## Reading passage
··········
Monitoring the impact of urban development on estuary ecosystems.
The problem
Estuaries are highly valuable systems that provide enormous economic and cultural benefits to all kinds of people. However, expanding human populations and urban development around estuaries is increasing contaminant loads, with metals and polycyclic aromatic hydrocarbons (PAHs) accumulating in sediments.
Although New Zealand’s urban estuaries are relatively clean by international standards, projected population increases and land use development patterns suggest that development needs to be managed wisely to ensure that estuaries continue to provide goods and services for future generations.
The solution
The work in this project is aimed at understanding how sediment-dwelling macroinvertebrate communities, species populations, individual organisms, and their tissues respond to contamination from urban sources.
We are developing indices at various levels of biological organisation to more accurately rate the condition and responsiveness of estuarine biota to sub-lethal contaminant exposures. We have sampled and performed ecological experiments at numerous sandflat sites in Waitemata and Manukau Harbours that are influenced to varying degrees by Auckland City urban development. The integration of sophisticated contaminant assays and field-based ecological experiments is a major focus of the programme.
The result
- There are significant, measurable shifts in macroinvertebrate community structure with increasing metal contamination (even after removing effect of other confounding environmental variables).
··········
## Information provided
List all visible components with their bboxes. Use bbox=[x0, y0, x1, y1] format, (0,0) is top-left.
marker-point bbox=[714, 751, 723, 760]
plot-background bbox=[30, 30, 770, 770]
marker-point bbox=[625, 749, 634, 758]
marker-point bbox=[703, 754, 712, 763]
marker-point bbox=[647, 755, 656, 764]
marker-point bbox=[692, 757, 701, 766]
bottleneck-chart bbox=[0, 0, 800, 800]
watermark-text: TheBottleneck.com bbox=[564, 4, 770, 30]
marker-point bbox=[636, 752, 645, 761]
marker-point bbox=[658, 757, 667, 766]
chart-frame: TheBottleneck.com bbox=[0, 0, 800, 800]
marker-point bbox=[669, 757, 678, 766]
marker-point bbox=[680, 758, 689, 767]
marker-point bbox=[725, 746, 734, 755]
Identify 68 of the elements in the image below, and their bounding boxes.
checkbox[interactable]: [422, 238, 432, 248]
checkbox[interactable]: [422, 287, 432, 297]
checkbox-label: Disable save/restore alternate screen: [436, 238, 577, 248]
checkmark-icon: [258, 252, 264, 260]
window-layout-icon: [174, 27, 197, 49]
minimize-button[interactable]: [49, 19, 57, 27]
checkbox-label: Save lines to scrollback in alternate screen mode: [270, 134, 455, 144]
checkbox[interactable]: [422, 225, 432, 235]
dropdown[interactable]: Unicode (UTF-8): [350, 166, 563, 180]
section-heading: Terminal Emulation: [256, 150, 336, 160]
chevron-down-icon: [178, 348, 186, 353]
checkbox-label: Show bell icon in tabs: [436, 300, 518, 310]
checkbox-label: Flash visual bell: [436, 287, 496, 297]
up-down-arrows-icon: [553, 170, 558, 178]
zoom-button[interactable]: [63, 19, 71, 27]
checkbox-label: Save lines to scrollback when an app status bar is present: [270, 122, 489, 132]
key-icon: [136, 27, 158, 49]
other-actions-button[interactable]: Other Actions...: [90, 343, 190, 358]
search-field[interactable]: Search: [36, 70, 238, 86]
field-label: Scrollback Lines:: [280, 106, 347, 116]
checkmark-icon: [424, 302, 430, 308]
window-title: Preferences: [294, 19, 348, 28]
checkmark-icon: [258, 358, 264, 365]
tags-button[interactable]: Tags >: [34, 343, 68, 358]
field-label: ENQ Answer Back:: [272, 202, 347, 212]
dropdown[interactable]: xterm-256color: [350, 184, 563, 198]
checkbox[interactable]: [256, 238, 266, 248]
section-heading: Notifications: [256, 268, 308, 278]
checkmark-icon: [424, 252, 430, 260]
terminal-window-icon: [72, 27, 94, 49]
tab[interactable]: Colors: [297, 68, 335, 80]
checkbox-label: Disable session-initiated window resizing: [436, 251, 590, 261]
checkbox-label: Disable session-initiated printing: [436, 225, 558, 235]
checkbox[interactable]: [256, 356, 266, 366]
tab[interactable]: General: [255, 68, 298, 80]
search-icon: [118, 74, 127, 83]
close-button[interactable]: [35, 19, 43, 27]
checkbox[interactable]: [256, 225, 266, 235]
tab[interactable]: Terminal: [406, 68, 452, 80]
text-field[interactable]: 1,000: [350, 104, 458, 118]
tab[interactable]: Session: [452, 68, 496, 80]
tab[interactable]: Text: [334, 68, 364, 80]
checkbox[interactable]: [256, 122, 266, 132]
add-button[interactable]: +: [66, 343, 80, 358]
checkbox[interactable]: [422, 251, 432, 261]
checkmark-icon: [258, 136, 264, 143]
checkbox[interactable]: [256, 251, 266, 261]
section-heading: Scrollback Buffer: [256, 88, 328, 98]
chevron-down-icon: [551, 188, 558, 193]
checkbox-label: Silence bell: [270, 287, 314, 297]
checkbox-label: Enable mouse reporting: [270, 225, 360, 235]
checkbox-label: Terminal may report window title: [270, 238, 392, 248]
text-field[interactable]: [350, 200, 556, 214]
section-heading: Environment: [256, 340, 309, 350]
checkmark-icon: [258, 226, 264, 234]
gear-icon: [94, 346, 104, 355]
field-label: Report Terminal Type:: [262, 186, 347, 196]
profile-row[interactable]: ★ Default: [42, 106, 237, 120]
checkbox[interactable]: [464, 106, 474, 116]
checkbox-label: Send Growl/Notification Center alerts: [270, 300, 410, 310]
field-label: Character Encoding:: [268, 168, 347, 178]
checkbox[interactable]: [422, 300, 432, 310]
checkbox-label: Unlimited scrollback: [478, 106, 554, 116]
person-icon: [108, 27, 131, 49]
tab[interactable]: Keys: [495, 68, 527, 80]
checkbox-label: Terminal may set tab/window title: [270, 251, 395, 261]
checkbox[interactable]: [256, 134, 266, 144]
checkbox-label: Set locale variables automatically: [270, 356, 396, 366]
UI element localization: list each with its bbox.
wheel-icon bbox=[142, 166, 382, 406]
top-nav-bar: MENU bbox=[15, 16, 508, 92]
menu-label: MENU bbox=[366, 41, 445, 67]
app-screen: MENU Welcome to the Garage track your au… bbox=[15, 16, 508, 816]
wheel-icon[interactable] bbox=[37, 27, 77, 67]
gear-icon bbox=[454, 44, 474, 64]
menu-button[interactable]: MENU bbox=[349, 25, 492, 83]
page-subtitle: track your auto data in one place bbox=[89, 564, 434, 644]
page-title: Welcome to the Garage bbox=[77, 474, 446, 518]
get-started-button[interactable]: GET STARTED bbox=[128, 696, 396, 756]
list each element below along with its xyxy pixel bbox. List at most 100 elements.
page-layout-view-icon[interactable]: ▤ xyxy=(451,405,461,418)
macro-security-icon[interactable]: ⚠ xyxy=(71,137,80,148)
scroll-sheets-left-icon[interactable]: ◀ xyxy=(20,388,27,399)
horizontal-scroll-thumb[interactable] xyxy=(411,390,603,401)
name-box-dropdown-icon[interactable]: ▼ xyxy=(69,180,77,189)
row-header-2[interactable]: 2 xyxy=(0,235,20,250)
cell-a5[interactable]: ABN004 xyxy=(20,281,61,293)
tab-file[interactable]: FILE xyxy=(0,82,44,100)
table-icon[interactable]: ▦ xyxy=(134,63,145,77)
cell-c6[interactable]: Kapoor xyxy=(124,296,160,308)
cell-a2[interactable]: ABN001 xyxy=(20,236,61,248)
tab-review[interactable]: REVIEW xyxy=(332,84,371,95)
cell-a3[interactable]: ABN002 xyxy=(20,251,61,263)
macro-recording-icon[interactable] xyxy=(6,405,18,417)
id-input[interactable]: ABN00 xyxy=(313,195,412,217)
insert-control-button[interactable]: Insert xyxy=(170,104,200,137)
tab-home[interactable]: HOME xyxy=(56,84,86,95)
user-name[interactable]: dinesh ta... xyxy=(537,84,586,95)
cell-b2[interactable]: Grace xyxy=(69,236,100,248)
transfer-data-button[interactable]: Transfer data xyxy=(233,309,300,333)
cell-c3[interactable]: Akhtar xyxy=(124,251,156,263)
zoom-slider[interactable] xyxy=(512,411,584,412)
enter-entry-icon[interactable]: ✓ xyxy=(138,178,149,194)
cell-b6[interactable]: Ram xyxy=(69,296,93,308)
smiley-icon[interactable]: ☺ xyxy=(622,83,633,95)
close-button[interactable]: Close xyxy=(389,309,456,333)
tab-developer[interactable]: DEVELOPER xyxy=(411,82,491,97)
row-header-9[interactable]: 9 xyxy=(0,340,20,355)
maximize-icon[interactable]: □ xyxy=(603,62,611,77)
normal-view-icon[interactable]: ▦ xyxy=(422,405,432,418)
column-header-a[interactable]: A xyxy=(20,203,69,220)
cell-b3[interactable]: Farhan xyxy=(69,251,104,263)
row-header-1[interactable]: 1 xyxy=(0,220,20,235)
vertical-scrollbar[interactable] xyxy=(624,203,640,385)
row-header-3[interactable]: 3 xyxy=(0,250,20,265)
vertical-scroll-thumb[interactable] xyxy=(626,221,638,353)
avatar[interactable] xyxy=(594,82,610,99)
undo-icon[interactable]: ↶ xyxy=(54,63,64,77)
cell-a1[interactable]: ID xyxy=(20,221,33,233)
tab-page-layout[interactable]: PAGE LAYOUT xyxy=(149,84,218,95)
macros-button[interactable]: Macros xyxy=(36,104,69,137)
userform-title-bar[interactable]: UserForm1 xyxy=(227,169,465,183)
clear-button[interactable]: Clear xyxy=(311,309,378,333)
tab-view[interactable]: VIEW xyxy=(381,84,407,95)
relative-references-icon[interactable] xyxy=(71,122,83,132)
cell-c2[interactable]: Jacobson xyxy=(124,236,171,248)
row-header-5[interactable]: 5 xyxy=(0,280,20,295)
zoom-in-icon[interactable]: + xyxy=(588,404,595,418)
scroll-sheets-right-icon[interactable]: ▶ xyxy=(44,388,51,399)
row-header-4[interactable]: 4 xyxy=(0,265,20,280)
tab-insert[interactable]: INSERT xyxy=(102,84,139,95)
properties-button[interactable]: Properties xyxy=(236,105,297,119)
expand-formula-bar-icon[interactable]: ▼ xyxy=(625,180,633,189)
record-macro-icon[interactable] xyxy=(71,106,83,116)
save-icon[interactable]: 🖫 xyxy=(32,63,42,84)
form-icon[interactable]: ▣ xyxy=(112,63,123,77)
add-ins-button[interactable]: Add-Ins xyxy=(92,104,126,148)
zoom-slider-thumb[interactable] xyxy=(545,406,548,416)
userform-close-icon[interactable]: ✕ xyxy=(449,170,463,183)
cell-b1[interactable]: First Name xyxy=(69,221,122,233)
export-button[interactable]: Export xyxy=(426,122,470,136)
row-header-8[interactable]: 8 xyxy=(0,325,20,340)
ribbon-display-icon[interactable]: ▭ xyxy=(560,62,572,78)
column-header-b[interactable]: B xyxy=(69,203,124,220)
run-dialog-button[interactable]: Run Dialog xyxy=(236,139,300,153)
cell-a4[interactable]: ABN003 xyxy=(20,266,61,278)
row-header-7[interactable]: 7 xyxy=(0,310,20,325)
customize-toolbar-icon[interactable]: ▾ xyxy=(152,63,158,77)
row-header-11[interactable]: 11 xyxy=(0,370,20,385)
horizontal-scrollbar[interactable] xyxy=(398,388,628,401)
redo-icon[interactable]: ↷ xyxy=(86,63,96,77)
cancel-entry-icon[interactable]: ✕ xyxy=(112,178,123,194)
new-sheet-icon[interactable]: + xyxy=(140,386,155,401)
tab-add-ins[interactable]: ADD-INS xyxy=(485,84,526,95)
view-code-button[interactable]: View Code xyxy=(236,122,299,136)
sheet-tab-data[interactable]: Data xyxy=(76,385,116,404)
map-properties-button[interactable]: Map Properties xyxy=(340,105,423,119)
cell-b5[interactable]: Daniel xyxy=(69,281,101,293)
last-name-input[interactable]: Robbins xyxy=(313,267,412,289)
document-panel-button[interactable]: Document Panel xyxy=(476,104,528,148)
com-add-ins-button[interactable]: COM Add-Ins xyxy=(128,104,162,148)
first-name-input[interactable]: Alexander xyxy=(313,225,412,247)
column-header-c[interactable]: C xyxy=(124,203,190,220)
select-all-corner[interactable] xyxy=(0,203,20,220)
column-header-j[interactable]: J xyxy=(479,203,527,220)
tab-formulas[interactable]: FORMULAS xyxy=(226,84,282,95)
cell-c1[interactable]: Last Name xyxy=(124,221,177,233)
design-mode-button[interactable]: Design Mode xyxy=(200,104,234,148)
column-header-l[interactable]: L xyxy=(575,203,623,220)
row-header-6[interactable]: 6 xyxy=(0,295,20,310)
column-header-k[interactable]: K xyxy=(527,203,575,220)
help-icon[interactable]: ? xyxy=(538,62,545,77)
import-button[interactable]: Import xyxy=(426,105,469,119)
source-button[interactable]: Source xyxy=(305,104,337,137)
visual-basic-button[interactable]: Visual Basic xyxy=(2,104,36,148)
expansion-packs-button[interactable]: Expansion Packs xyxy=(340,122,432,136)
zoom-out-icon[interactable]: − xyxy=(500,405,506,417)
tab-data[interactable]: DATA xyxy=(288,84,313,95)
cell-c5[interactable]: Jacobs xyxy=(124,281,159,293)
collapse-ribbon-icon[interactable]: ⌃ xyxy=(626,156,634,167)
··········
## Task instructions
Write the next part of the piece on urban development and estuary ecosystems that appears above the rows, picking up after its last sentence.

## Output of the exercise
- Community data is very sensitive, with tangible impacts at metal contaminant levels well below existing sediment effect level guidelines
- Species accumulation curves suggest rare species are the ones disappearing from macroinvertebrate communities, however…
- common and functionally important “key” species (such as cockles and large macrofauna) are also affected: reduced densities with increased contaminants
- Cockles from contaminated sites had high metallothionein concentrations in their tissues and exhibited greater amounts of genetic damage. Other biomarkers and physiological assays (anti-oxidant enzymes, adductor muscle strength, shell thickness) also showed trends along contaminant gradients.
- Effects on cockles do not appear to be having major impacts on sandflat functioning yet (nutrient fluxes, net primary productivity, organic matter processing), but experimental results suggest that continued losses of macrofauna would likely reduce ecosystem functioning.